**Entries from a dataset**
════

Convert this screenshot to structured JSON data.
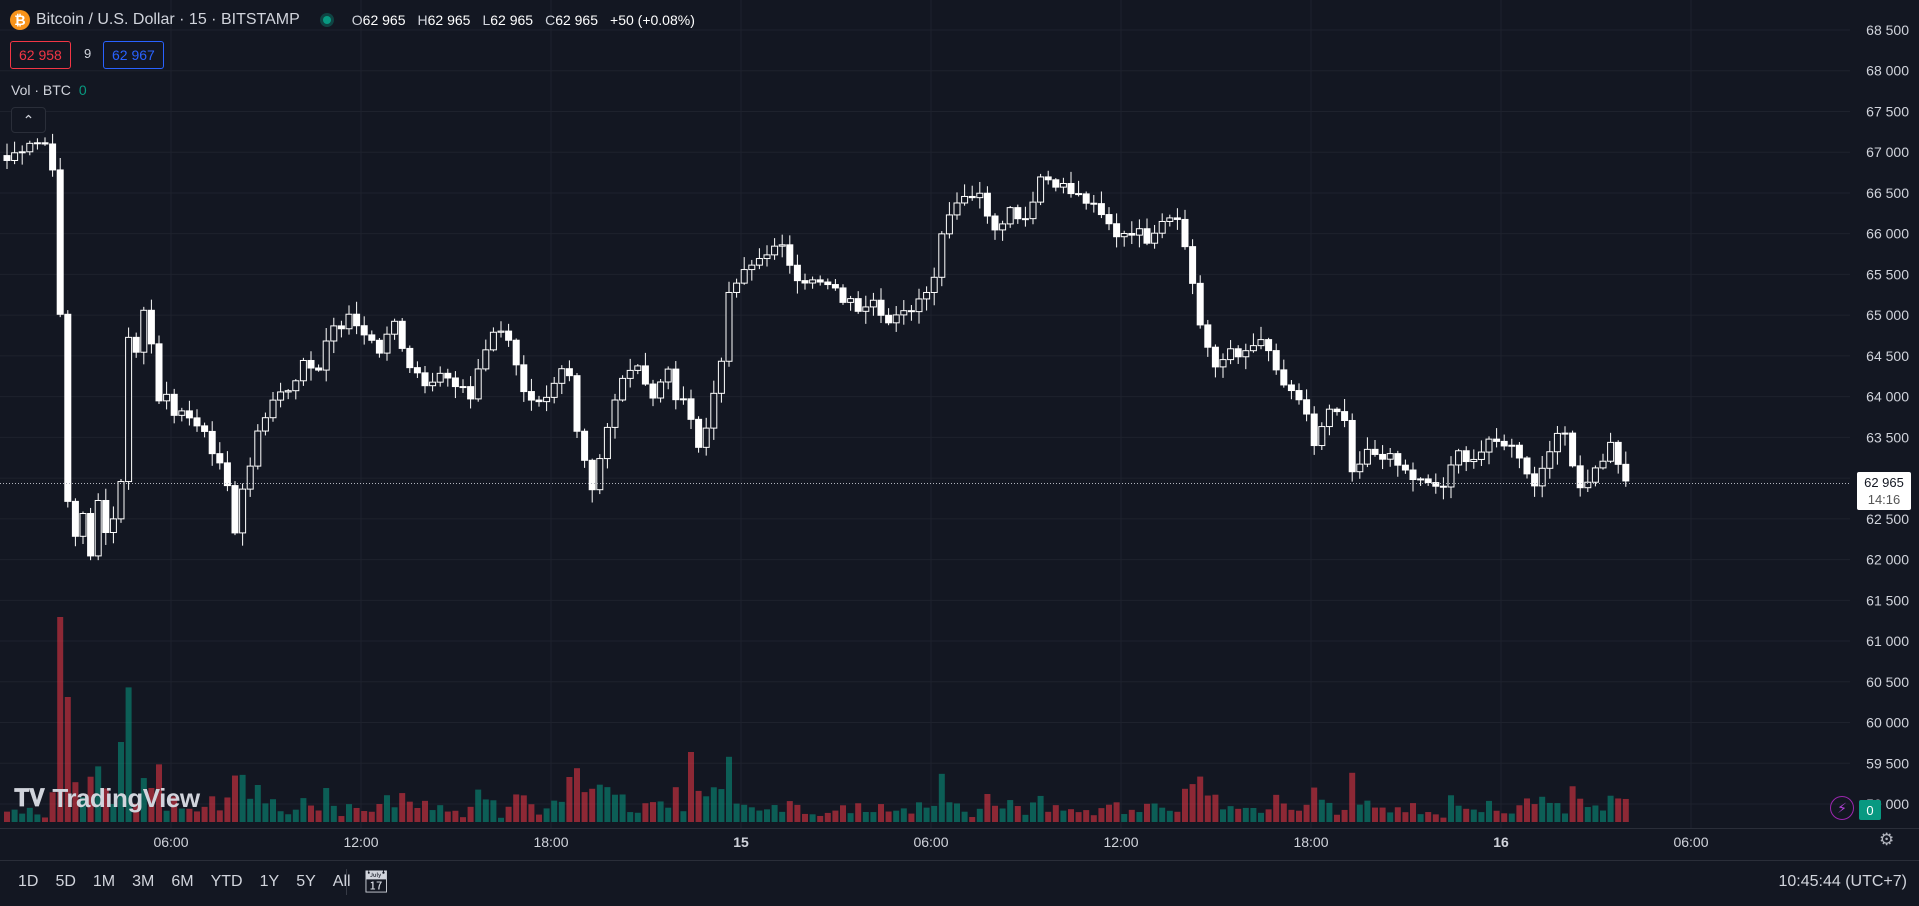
{
  "header": {
    "title": "Bitcoin / U.S. Dollar · 15 · BITSTAMP",
    "coin_icon": "bitcoin-icon",
    "open_label": "O",
    "open": "62 965",
    "high_label": "H",
    "high": "62 965",
    "low_label": "L",
    "low": "62 965",
    "close_label": "C",
    "close": "62 965",
    "change": "+50 (+0.08%)"
  },
  "trade": {
    "sell_price": "62 958",
    "spread": "9",
    "buy_price": "62 967"
  },
  "volume_legend": {
    "label": "Vol · BTC",
    "value": "0"
  },
  "logo_text": "TradingView",
  "current_price": {
    "value": "62 965",
    "countdown": "14:16"
  },
  "bottom_bar": {
    "ranges": [
      "1D",
      "5D",
      "1M",
      "3M",
      "6M",
      "YTD",
      "1Y",
      "5Y",
      "All"
    ],
    "clock": "10:45:44 (UTC+7)"
  },
  "badges": {
    "alerts_count": "0"
  },
  "colors": {
    "up": "#089981",
    "down": "#f23645",
    "candle_body": "#ffffff",
    "background": "#131722",
    "grid": "#1e222d"
  },
  "chart_data": {
    "type": "candlestick",
    "symbol": "BTCUSD",
    "interval": "15",
    "exchange": "BITSTAMP",
    "y_ticks": [
      68500,
      68000,
      67500,
      67000,
      66500,
      66000,
      65500,
      65000,
      64500,
      64000,
      63500,
      63000,
      62500,
      62000,
      61500,
      61000,
      60500,
      60000,
      59500,
      59000
    ],
    "ylim": [
      58850,
      68600
    ],
    "x_ticks": [
      "06:00",
      "12:00",
      "18:00",
      "15",
      "06:00",
      "12:00",
      "18:00",
      "16",
      "06:00"
    ],
    "last_price": 62965,
    "close_path": [
      [
        0,
        66900
      ],
      [
        3,
        67150
      ],
      [
        5,
        67100
      ],
      [
        6,
        66850
      ],
      [
        7,
        64950
      ],
      [
        8,
        62700
      ],
      [
        9,
        62300
      ],
      [
        10,
        62600
      ],
      [
        11,
        62000
      ],
      [
        12,
        62700
      ],
      [
        13,
        62400
      ],
      [
        14,
        62500
      ],
      [
        15,
        63000
      ],
      [
        16,
        64700
      ],
      [
        17,
        64600
      ],
      [
        18,
        65050
      ],
      [
        19,
        64650
      ],
      [
        20,
        64000
      ],
      [
        21,
        64100
      ],
      [
        22,
        63700
      ],
      [
        24,
        63800
      ],
      [
        26,
        63500
      ],
      [
        28,
        63200
      ],
      [
        29,
        62900
      ],
      [
        30,
        62300
      ],
      [
        31,
        62900
      ],
      [
        33,
        63500
      ],
      [
        35,
        64000
      ],
      [
        37,
        64100
      ],
      [
        39,
        64400
      ],
      [
        41,
        64350
      ],
      [
        42,
        64750
      ],
      [
        43,
        64800
      ],
      [
        45,
        64950
      ],
      [
        47,
        64800
      ],
      [
        49,
        64550
      ],
      [
        51,
        64900
      ],
      [
        53,
        64400
      ],
      [
        55,
        64200
      ],
      [
        57,
        64300
      ],
      [
        59,
        64100
      ],
      [
        61,
        64000
      ],
      [
        62,
        64350
      ],
      [
        64,
        64800
      ],
      [
        66,
        64700
      ],
      [
        68,
        64100
      ],
      [
        70,
        63900
      ],
      [
        72,
        64200
      ],
      [
        73,
        64300
      ],
      [
        74,
        64200
      ],
      [
        75,
        63500
      ],
      [
        77,
        62800
      ],
      [
        79,
        63600
      ],
      [
        81,
        64300
      ],
      [
        83,
        64400
      ],
      [
        85,
        64000
      ],
      [
        87,
        64300
      ],
      [
        88,
        64000
      ],
      [
        90,
        63800
      ],
      [
        91,
        63400
      ],
      [
        92,
        63600
      ],
      [
        94,
        64500
      ],
      [
        95,
        65200
      ],
      [
        96,
        65400
      ],
      [
        98,
        65600
      ],
      [
        100,
        65800
      ],
      [
        102,
        65800
      ],
      [
        104,
        65500
      ],
      [
        106,
        65400
      ],
      [
        108,
        65350
      ],
      [
        110,
        65200
      ],
      [
        112,
        65100
      ],
      [
        114,
        65250
      ],
      [
        116,
        64900
      ],
      [
        118,
        65000
      ],
      [
        120,
        65200
      ],
      [
        122,
        65500
      ],
      [
        123,
        66000
      ],
      [
        124,
        66300
      ],
      [
        126,
        66500
      ],
      [
        128,
        66450
      ],
      [
        130,
        66100
      ],
      [
        132,
        66300
      ],
      [
        134,
        66200
      ],
      [
        136,
        66700
      ],
      [
        138,
        66650
      ],
      [
        140,
        66500
      ],
      [
        142,
        66400
      ],
      [
        144,
        66200
      ],
      [
        146,
        66000
      ],
      [
        148,
        66050
      ],
      [
        150,
        65950
      ],
      [
        152,
        66200
      ],
      [
        154,
        66250
      ],
      [
        156,
        65400
      ],
      [
        157,
        64900
      ],
      [
        159,
        64300
      ],
      [
        161,
        64600
      ],
      [
        163,
        64500
      ],
      [
        165,
        64700
      ],
      [
        167,
        64300
      ],
      [
        169,
        64000
      ],
      [
        171,
        63800
      ],
      [
        172,
        63400
      ],
      [
        174,
        63800
      ],
      [
        176,
        63700
      ],
      [
        177,
        63000
      ],
      [
        179,
        63300
      ],
      [
        181,
        63300
      ],
      [
        183,
        63150
      ],
      [
        185,
        63000
      ],
      [
        187,
        62900
      ],
      [
        189,
        62900
      ],
      [
        191,
        63300
      ],
      [
        193,
        63250
      ],
      [
        195,
        63400
      ],
      [
        197,
        63450
      ],
      [
        199,
        63300
      ],
      [
        201,
        62900
      ],
      [
        203,
        63400
      ],
      [
        205,
        63550
      ],
      [
        207,
        62900
      ],
      [
        209,
        63100
      ],
      [
        211,
        63400
      ],
      [
        212,
        63200
      ],
      [
        213,
        62965
      ]
    ]
  }
}
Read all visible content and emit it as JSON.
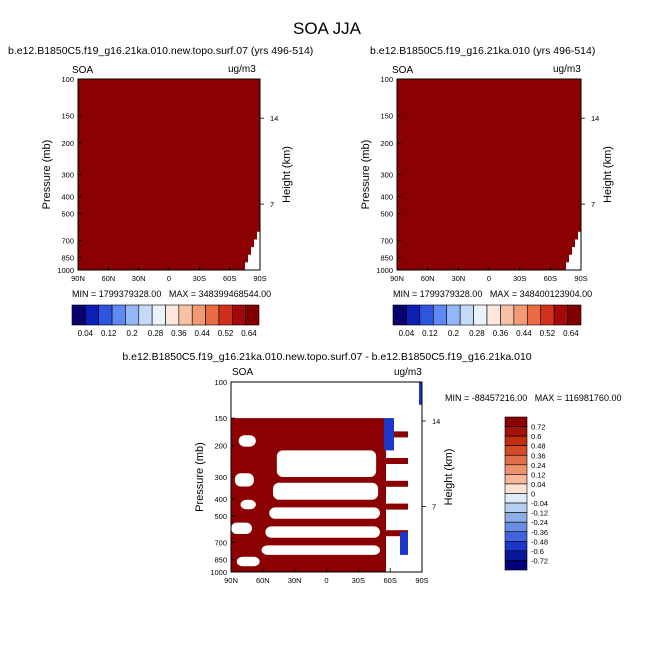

════

**Task directions**
Transcribe the full listing character for character. Pictures are excluded.

**Task output**
Convert this screenshot to structured JSON data.
{
  "header": {
    "title": "Bitcoin / U.S. Dollar · 15 · BITSTAMP",
    "coin_icon": "bitcoin-icon",
    "open_label": "O",
    "open": "62 965",
    "high_label": "H",
    "high": "62 965",
    "low_label": "L",
    "low": "62 965",
    "close_label": "C",
    "close": "62 965",
    "change": "+50 (+0.08%)"
  },
  "trade": {
    "sell_price": "62 958",
    "spread": "9",
    "buy_price": "62 967"
  },
  "volume_legend": {
    "label": "Vol · BTC",
    "value": "0"
  },
  "logo_text": "TradingView",
  "current_price": {
    "value": "62 965",
    "countdown": "14:16"
  },
  "bottom_bar": {
    "ranges": [
      "1D",
      "5D",
      "1M",
      "3M",
      "6M",
      "YTD",
      "1Y",
      "5Y",
      "All"
    ],
    "clock": "10:45:44 (UTC+7)"
  },
  "badges": {
    "alerts_count": "0"
  },
  "colors": {
    "up": "#089981",
    "down": "#f23645",
    "candle_body": "#ffffff",
    "background": "#131722",
    "grid": "#1e222d"
  },
  "chart_data": {
    "type": "candlestick",
    "symbol": "BTCUSD",
    "interval": "15",
    "exchange": "BITSTAMP",
    "y_ticks": [
      68500,
      68000,
      67500,
      67000,
      66500,
      66000,
      65500,
      65000,
      64500,
      64000,
      63500,
      63000,
      62500,
      62000,
      61500,
      61000,
      60500,
      60000,
      59500,
      59000
    ],
    "ylim": [
      58850,
      68600
    ],
    "x_ticks": [
      "06:00",
      "12:00",
      "18:00",
      "15",
      "06:00",
      "12:00",
      "18:00",
      "16",
      "06:00"
    ],
    "last_price": 62965,
    "close_path": [
      [
        0,
        66900
      ],
      [
        3,
        67150
      ],
      [
        5,
        67100
      ],
      [
        6,
        66850
      ],
      [
        7,
        64950
      ],
      [
        8,
        62700
      ],
      [
        9,
        62300
      ],
      [
        10,
        62600
      ],
      [
        11,
        62000
      ],
      [
        12,
        62700
      ],
      [
        13,
        62400
      ],
      [
        14,
        62500
      ],
      [
        15,
        63000
      ],
      [
        16,
        64700
      ],
      [
        17,
        64600
      ],
      [
        18,
        65050
      ],
      [
        19,
        64650
      ],
      [
        20,
        64000
      ],
      [
        21,
        64100
      ],
      [
        22,
        63700
      ],
      [
        24,
        63800
      ],
      [
        26,
        63500
      ],
      [
        28,
        63200
      ],
      [
        29,
        62900
      ],
      [
        30,
        62300
      ],
      [
        31,
        62900
      ],
      [
        33,
        63500
      ],
      [
        35,
        64000
      ],
      [
        37,
        64100
      ],
      [
        39,
        64400
      ],
      [
        41,
        64350
      ],
      [
        42,
        64750
      ],
      [
        43,
        64800
      ],
      [
        45,
        64950
      ],
      [
        47,
        64800
      ],
      [
        49,
        64550
      ],
      [
        51,
        64900
      ],
      [
        53,
        64400
      ],
      [
        55,
        64200
      ],
      [
        57,
        64300
      ],
      [
        59,
        64100
      ],
      [
        61,
        64000
      ],
      [
        62,
        64350
      ],
      [
        64,
        64800
      ],
      [
        66,
        64700
      ],
      [
        68,
        64100
      ],
      [
        70,
        63900
      ],
      [
        72,
        64200
      ],
      [
        73,
        64300
      ],
      [
        74,
        64200
      ],
      [
        75,
        63500
      ],
      [
        77,
        62800
      ],
      [
        79,
        63600
      ],
      [
        81,
        64300
      ],
      [
        83,
        64400
      ],
      [
        85,
        64000
      ],
      [
        87,
        64300
      ],
      [
        88,
        64000
      ],
      [
        90,
        63800
      ],
      [
        91,
        63400
      ],
      [
        92,
        63600
      ],
      [
        94,
        64500
      ],
      [
        95,
        65200
      ],
      [
        96,
        65400
      ],
      [
        98,
        65600
      ],
      [
        100,
        65800
      ],
      [
        102,
        65800
      ],
      [
        104,
        65500
      ],
      [
        106,
        65400
      ],
      [
        108,
        65350
      ],
      [
        110,
        65200
      ],
      [
        112,
        65100
      ],
      [
        114,
        65250
      ],
      [
        116,
        64900
      ],
      [
        118,
        65000
      ],
      [
        120,
        65200
      ],
      [
        122,
        65500
      ],
      [
        123,
        66000
      ],
      [
        124,
        66300
      ],
      [
        126,
        66500
      ],
      [
        128,
        66450
      ],
      [
        130,
        66100
      ],
      [
        132,
        66300
      ],
      [
        134,
        66200
      ],
      [
        136,
        66700
      ],
      [
        138,
        66650
      ],
      [
        140,
        66500
      ],
      [
        142,
        66400
      ],
      [
        144,
        66200
      ],
      [
        146,
        66000
      ],
      [
        148,
        66050
      ],
      [
        150,
        65950
      ],
      [
        152,
        66200
      ],
      [
        154,
        66250
      ],
      [
        156,
        65400
      ],
      [
        157,
        64900
      ],
      [
        159,
        64300
      ],
      [
        161,
        64600
      ],
      [
        163,
        64500
      ],
      [
        165,
        64700
      ],
      [
        167,
        64300
      ],
      [
        169,
        64000
      ],
      [
        171,
        63800
      ],
      [
        172,
        63400
      ],
      [
        174,
        63800
      ],
      [
        176,
        63700
      ],
      [
        177,
        63000
      ],
      [
        179,
        63300
      ],
      [
        181,
        63300
      ],
      [
        183,
        63150
      ],
      [
        185,
        63000
      ],
      [
        187,
        62900
      ],
      [
        189,
        62900
      ],
      [
        191,
        63300
      ],
      [
        193,
        63250
      ],
      [
        195,
        63400
      ],
      [
        197,
        63450
      ],
      [
        199,
        63300
      ],
      [
        201,
        62900
      ],
      [
        203,
        63400
      ],
      [
        205,
        63550
      ],
      [
        207,
        62900
      ],
      [
        209,
        63100
      ],
      [
        211,
        63400
      ],
      [
        212,
        63200
      ],
      [
        213,
        62965
      ]
    ]
  }
}
Read all visible content and emit it as JSON.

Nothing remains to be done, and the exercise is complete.